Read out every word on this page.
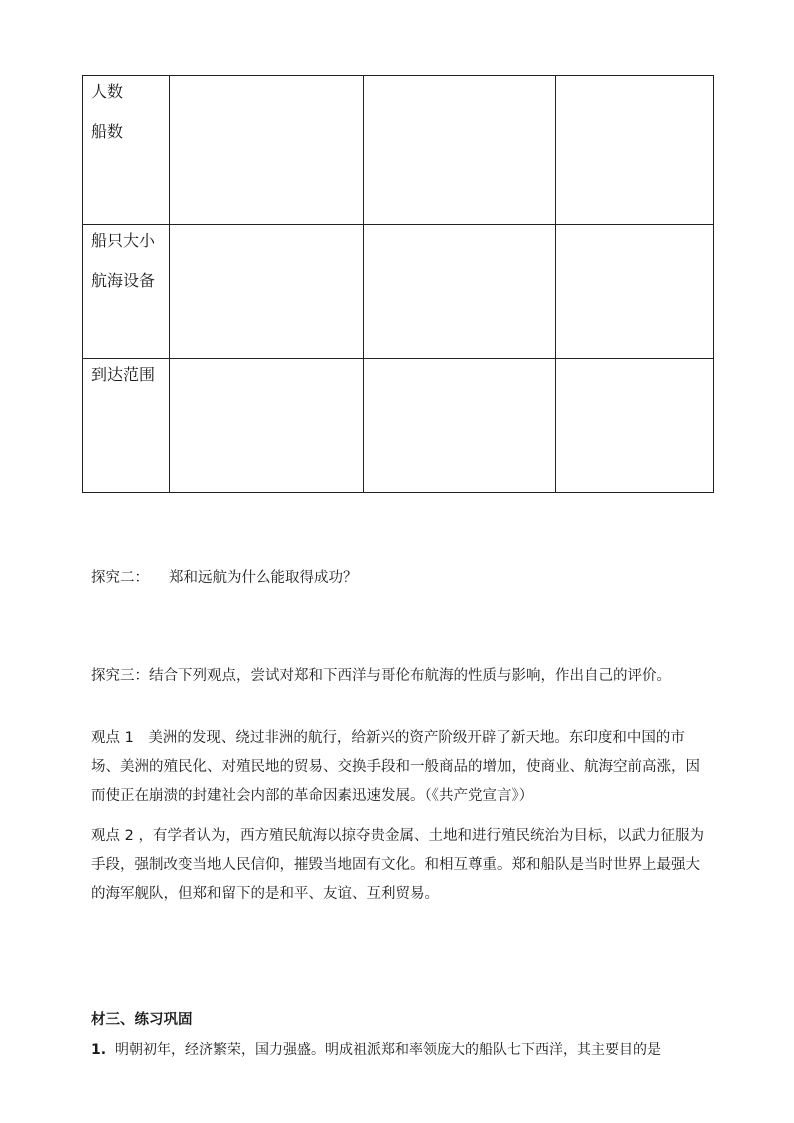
人数
船数			

船只大小
航海设备			

到达范围			

探究二： 郑和远航为什么能取得成功？

探究三：结合下列观点，尝试对郑和下西洋与哥伦布航海的性质与影响，作出自己的评价。

观点 1　美洲的发现、绕过非洲的航行，给新兴的资产阶级开辟了新天地。东印度和中国的市场、美洲的殖民化、对殖民地的贸易、交换手段和一般商品的增加，使商业、航海空前高涨，因而使正在崩溃的封建社会内部的革命因素迅速发展。（《共产党宣言》）

观点 2 ，有学者认为，西方殖民航海以掠夺贵金属、土地和进行殖民统治为目标，以武力征服为手段，强制改变当地人民信仰，摧毁当地固有文化。和相互尊重。郑和船队是当时世界上最强大的海军舰队，但郑和留下的是和平、友谊、互利贸易。

材三、练习巩固

1. 明朝初年，经济繁荣，国力强盛。明成祖派郑和率领庞大的船队七下西洋，其主要目的是
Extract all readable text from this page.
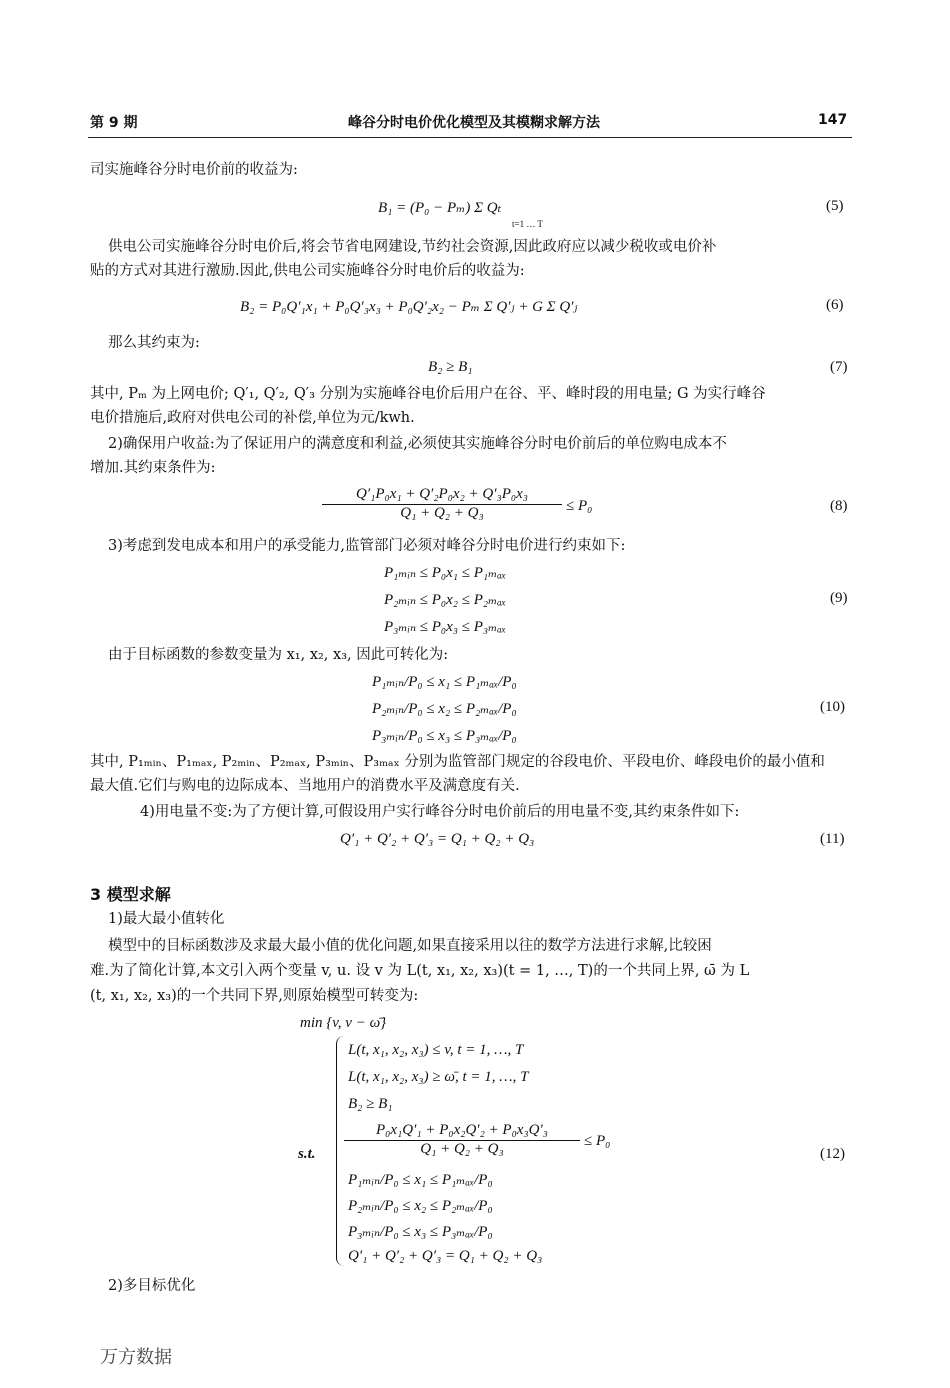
第 9 期	峰谷分时电价优化模型及其模糊求解方法	147
司实施峰谷分时电价前的收益为:
B₁ = (P₀ − Pₘ) Σ Qₜ
t=1 … T
(5)
供电公司实施峰谷分时电价后,将会节省电网建设,节约社会资源,因此政府应以减少税收或电价补
贴的方式对其进行激励.因此,供电公司实施峰谷分时电价后的收益为:
B₂ = P₀Q′₁x₁ + P₀Q′₃x₃ + P₀Q′₂x₂ − Pₘ Σ Q′ⱼ + G Σ Q′ⱼ	(6)
那么其约束为:
B₂ ≥ B₁	(7)
其中, Pₘ 为上网电价; Q′₁, Q′₂, Q′₃ 分别为实施峰谷电价后用户在谷、平、峰时段的用电量; G 为实行峰谷
电价措施后,政府对供电公司的补偿,单位为元/kwh.
2)确保用户收益:为了保证用户的满意度和利益,必须使其实施峰谷分时电价前后的单位购电成本不
增加.其约束条件为:
$\frac{\text{Q′₁P₀x₁ + Q′₂P₀x₂ + Q′₃P₀x₃}}{\text{Q₁ + Q₂ + Q₃}} \le P_0$	(8)
3)考虑到发电成本和用户的承受能力,监管部门必须对峰谷分时电价进行约束如下:
P₁ₘᵢₙ ≤ P₀x₁ ≤ P₁ₘₐₓ
P₂ₘᵢₙ ≤ P₀x₂ ≤ P₂ₘₐₓ
P₃ₘᵢₙ ≤ P₀x₃ ≤ P₃ₘₐₓ
(9)
由于目标函数的参数变量为 x₁, x₂, x₃, 因此可转化为:
P₁ₘᵢₙ/P₀ ≤ x₁ ≤ P₁ₘₐₓ/P₀
P₂ₘᵢₙ/P₀ ≤ x₂ ≤ P₂ₘₐₓ/P₀
P₃ₘᵢₙ/P₀ ≤ x₃ ≤ P₃ₘₐₓ/P₀
(10)
其中, P₁ₘᵢₙ、P₁ₘₐₓ, P₂ₘᵢₙ、P₂ₘₐₓ, P₃ₘᵢₙ、P₃ₘₐₓ 分别为监管部门规定的谷段电价、平段电价、峰段电价的最小值和
最大值.它们与购电的边际成本、当地用户的消费水平及满意度有关.
4)用电量不变:为了方便计算,可假设用户实行峰谷分时电价前后的用电量不变,其约束条件如下:
Q′₁ + Q′₂ + Q′₃ = Q₁ + Q₂ + Q₃	(11)
3 模型求解
1)最大最小值转化
模型中的目标函数涉及求最大最小值的优化问题,如果直接采用以往的数学方法进行求解,比较困
难.为了简化计算,本文引入两个变量 v, u. 设 v 为 L(t, x₁, x₂, x₃)(t = 1, …, T)的一个共同上界, ω̄ 为 L
(t, x₁, x₂, x₃)的一个共同下界,则原始模型可转变为:
min {v, v − ω̄}
s.t.
L(t, x₁, x₂, x₃) ≤ v, t = 1, …, T
L(t, x₁, x₂, x₃) ≥ ω̄, t = 1, …, T
B₂ ≥ B₁
$\frac{\text{P₀x₁Q′₁ + P₀x₂Q′₂ + P₀x₃Q′₃}}{\text{Q₁ + Q₂ + Q₃}} \le P_0$
P₁ₘᵢₙ/P₀ ≤ x₁ ≤ P₁ₘₐₓ/P₀
P₂ₘᵢₙ/P₀ ≤ x₂ ≤ P₂ₘₐₓ/P₀
P₃ₘᵢₙ/P₀ ≤ x₃ ≤ P₃ₘₐₓ/P₀
Q′₁ + Q′₂ + Q′₃ = Q₁ + Q₂ + Q₃
(12)
2)多目标优化
万方数据
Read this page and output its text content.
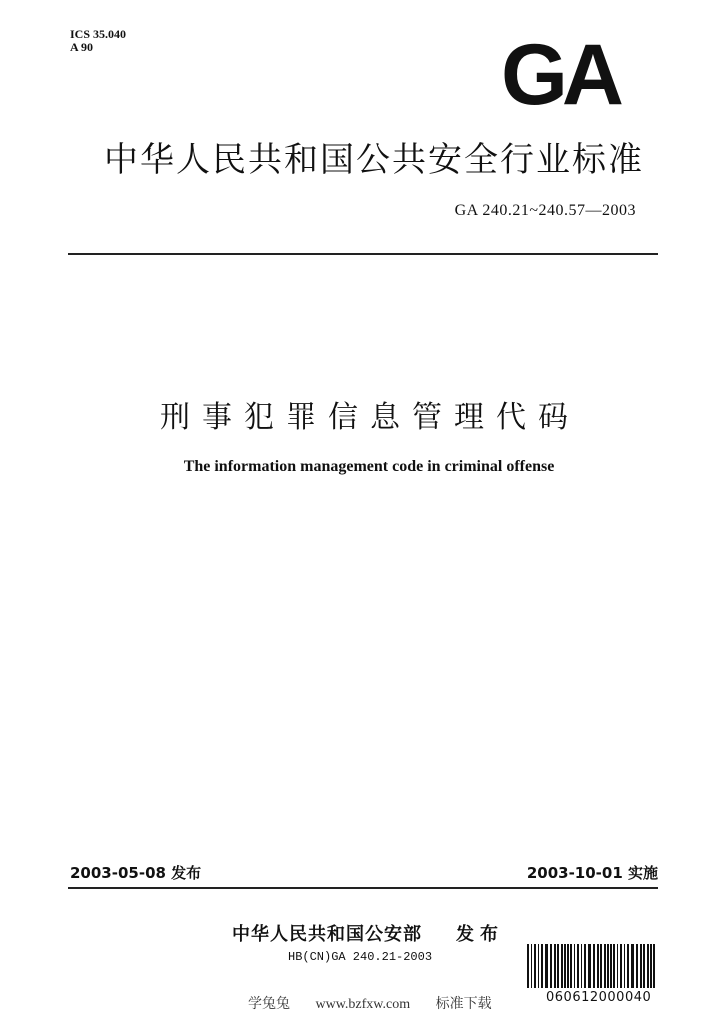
ICS 35.040
A 90	GA
中华人民共和国公共安全行业标准
GA 240.21~240.57—2003
刑事犯罪信息管理代码
The information management code in criminal offense
2003-05-08 发布	2003-10-01 实施
中华人民共和国公安部 发布
HB(CN)GA 240.21-2003
060612000040
学兔兔 www.bzfxw.com 标准下载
————————
AIM
Write out the listing above exactly as it stands, pictures excluded.

RESULT FOR THIS EXERCISE
Read out every word on this page.
人数
船数			

船只大小
航海设备			

到达范围			

探究二： 郑和远航为什么能取得成功？

探究三：结合下列观点，尝试对郑和下西洋与哥伦布航海的性质与影响，作出自己的评价。

观点 1　美洲的发现、绕过非洲的航行，给新兴的资产阶级开辟了新天地。东印度和中国的市场、美洲的殖民化、对殖民地的贸易、交换手段和一般商品的增加，使商业、航海空前高涨，因而使正在崩溃的封建社会内部的革命因素迅速发展。（《共产党宣言》）

观点 2 ，有学者认为，西方殖民航海以掠夺贵金属、土地和进行殖民统治为目标，以武力征服为手段，强制改变当地人民信仰，摧毁当地固有文化。和相互尊重。郑和船队是当时世界上最强大的海军舰队，但郑和留下的是和平、友谊、互利贸易。

材三、练习巩固

1. 明朝初年，经济繁荣，国力强盛。明成祖派郑和率领庞大的船队七下西洋，其主要目的是
Extract all readable text from this page.
第 9 期	峰谷分时电价优化模型及其模糊求解方法	147
司实施峰谷分时电价前的收益为:
B₁ = (P₀ − Pₘ) Σ Qₜ
t=1 … T
(5)
供电公司实施峰谷分时电价后,将会节省电网建设,节约社会资源,因此政府应以减少税收或电价补
贴的方式对其进行激励.因此,供电公司实施峰谷分时电价后的收益为:
B₂ = P₀Q′₁x₁ + P₀Q′₃x₃ + P₀Q′₂x₂ − Pₘ Σ Q′ⱼ + G Σ Q′ⱼ	(6)
那么其约束为:
B₂ ≥ B₁	(7)
其中, Pₘ 为上网电价; Q′₁, Q′₂, Q′₃ 分别为实施峰谷电价后用户在谷、平、峰时段的用电量; G 为实行峰谷
电价措施后,政府对供电公司的补偿,单位为元/kwh.
2)确保用户收益:为了保证用户的满意度和利益,必须使其实施峰谷分时电价前后的单位购电成本不
增加.其约束条件为:
$\frac{\text{Q′₁P₀x₁ + Q′₂P₀x₂ + Q′₃P₀x₃}}{\text{Q₁ + Q₂ + Q₃}} \le P_0$	(8)
3)考虑到发电成本和用户的承受能力,监管部门必须对峰谷分时电价进行约束如下:
P₁ₘᵢₙ ≤ P₀x₁ ≤ P₁ₘₐₓ
P₂ₘᵢₙ ≤ P₀x₂ ≤ P₂ₘₐₓ
P₃ₘᵢₙ ≤ P₀x₃ ≤ P₃ₘₐₓ
(9)
由于目标函数的参数变量为 x₁, x₂, x₃, 因此可转化为:
P₁ₘᵢₙ/P₀ ≤ x₁ ≤ P₁ₘₐₓ/P₀
P₂ₘᵢₙ/P₀ ≤ x₂ ≤ P₂ₘₐₓ/P₀
P₃ₘᵢₙ/P₀ ≤ x₃ ≤ P₃ₘₐₓ/P₀
(10)
其中, P₁ₘᵢₙ、P₁ₘₐₓ, P₂ₘᵢₙ、P₂ₘₐₓ, P₃ₘᵢₙ、P₃ₘₐₓ 分别为监管部门规定的谷段电价、平段电价、峰段电价的最小值和
最大值.它们与购电的边际成本、当地用户的消费水平及满意度有关.
4)用电量不变:为了方便计算,可假设用户实行峰谷分时电价前后的用电量不变,其约束条件如下:
Q′₁ + Q′₂ + Q′₃ = Q₁ + Q₂ + Q₃	(11)
3 模型求解
1)最大最小值转化
模型中的目标函数涉及求最大最小值的优化问题,如果直接采用以往的数学方法进行求解,比较困
难.为了简化计算,本文引入两个变量 v, u. 设 v 为 L(t, x₁, x₂, x₃)(t = 1, …, T)的一个共同上界, ω̄ 为 L
(t, x₁, x₂, x₃)的一个共同下界,则原始模型可转变为:
min {v, v − ω̄}
s.t.
L(t, x₁, x₂, x₃) ≤ v, t = 1, …, T
L(t, x₁, x₂, x₃) ≥ ω̄, t = 1, …, T
B₂ ≥ B₁
$\frac{\text{P₀x₁Q′₁ + P₀x₂Q′₂ + P₀x₃Q′₃}}{\text{Q₁ + Q₂ + Q₃}} \le P_0$
P₁ₘᵢₙ/P₀ ≤ x₁ ≤ P₁ₘₐₓ/P₀
P₂ₘᵢₙ/P₀ ≤ x₂ ≤ P₂ₘₐₓ/P₀
P₃ₘᵢₙ/P₀ ≤ x₃ ≤ P₃ₘₐₓ/P₀
Q′₁ + Q′₂ + Q′₃ = Q₁ + Q₂ + Q₃
(12)
2)多目标优化
万方数据
Read this page and output its text content.
ICS 35.040
A 90	GA
中华人民共和国公共安全行业标准
GA 240.21~240.57—2003
刑事犯罪信息管理代码
The information management code in criminal offense
2003-05-08 发布	2003-10-01 实施
中华人民共和国公安部 发布
HB(CN)GA 240.21-2003
060612000040
学兔兔 www.bzfxw.com 标准下载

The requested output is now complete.